Objective >> Copy out every line in the records below that contains the string "Mark". Treat uppercase and lowercase as different.

Materials provided >>
● ● ● ● ● ● ●

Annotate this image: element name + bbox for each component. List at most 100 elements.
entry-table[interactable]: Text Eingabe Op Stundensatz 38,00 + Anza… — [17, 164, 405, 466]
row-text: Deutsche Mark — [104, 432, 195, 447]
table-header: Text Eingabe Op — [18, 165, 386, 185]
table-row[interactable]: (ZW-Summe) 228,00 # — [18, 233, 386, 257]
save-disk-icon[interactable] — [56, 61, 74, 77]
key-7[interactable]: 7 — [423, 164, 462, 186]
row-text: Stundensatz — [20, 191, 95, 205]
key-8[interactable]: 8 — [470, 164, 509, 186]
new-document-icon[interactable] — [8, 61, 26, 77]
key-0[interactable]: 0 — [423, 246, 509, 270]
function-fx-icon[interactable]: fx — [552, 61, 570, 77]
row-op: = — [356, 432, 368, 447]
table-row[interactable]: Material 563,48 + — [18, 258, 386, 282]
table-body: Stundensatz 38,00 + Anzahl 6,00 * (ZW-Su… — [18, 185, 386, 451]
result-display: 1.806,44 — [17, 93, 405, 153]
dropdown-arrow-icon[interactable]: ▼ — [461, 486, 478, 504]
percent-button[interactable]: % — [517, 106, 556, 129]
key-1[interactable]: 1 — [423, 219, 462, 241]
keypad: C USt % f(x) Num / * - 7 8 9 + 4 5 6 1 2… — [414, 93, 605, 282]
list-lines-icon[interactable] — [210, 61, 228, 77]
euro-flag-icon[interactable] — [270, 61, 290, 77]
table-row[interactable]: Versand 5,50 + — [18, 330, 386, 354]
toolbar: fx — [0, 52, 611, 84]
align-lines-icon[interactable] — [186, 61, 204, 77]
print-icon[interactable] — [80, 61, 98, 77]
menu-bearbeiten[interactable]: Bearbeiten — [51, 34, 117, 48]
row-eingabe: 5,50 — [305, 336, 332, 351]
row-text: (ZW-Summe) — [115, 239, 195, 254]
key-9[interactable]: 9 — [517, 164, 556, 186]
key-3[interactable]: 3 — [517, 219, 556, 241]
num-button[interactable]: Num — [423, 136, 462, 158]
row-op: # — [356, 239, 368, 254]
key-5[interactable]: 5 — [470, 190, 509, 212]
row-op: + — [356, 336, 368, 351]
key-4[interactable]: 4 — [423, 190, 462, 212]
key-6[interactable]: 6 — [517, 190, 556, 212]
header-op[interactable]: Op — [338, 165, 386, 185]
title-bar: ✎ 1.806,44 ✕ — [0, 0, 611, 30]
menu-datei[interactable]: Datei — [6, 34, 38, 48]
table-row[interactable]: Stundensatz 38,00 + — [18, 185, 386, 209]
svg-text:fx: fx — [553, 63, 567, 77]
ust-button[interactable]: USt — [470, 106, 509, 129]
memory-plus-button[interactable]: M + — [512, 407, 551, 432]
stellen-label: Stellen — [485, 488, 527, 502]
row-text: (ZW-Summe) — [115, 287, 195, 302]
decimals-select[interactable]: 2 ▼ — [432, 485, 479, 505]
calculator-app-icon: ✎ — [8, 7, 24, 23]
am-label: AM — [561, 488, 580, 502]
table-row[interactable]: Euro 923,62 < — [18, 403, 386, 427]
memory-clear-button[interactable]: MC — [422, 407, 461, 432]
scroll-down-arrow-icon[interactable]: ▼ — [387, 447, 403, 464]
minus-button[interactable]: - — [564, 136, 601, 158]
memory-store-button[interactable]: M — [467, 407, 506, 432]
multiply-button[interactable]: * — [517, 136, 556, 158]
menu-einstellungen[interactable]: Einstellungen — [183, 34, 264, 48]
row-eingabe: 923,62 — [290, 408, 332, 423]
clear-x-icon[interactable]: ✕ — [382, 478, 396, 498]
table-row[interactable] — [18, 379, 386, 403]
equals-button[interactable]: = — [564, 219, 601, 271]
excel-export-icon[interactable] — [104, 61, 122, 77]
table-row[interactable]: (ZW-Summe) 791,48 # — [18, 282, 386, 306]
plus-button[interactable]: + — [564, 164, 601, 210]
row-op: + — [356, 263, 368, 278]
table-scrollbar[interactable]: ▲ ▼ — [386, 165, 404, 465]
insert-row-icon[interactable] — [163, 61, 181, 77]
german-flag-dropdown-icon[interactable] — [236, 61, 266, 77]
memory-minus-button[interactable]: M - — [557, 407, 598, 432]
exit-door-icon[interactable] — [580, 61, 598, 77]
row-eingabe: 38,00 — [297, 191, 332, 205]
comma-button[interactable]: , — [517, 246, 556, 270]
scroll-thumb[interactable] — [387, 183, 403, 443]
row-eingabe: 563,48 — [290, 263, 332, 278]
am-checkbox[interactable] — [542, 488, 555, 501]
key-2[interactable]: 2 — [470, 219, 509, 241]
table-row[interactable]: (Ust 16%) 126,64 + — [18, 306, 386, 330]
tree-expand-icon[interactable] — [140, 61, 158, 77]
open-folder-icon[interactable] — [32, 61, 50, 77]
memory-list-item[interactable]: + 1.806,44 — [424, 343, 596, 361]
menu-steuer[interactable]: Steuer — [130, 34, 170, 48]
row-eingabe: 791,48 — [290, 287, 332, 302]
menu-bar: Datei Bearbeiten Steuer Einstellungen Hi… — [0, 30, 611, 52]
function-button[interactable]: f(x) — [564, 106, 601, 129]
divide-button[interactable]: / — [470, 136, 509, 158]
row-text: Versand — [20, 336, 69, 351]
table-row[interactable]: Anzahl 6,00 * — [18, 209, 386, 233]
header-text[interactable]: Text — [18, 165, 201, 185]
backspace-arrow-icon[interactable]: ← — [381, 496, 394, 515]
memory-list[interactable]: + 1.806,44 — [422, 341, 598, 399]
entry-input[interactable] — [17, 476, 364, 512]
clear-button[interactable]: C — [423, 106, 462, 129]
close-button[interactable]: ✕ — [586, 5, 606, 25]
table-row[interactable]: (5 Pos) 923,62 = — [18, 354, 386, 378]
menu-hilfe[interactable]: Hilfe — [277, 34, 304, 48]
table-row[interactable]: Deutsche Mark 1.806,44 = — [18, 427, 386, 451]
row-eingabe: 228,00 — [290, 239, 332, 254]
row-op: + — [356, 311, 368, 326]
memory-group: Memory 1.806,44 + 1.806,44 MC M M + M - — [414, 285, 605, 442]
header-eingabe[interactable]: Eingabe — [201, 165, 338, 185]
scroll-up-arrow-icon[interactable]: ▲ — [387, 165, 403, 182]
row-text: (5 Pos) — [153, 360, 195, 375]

● ● ● ● ● ● ●

Reply to the exercise >>
row-text: Deutsche Mark — [104, 432, 195, 447]
table-row[interactable]: Deutsche Mark 1.806,44 = — [18, 427, 386, 451]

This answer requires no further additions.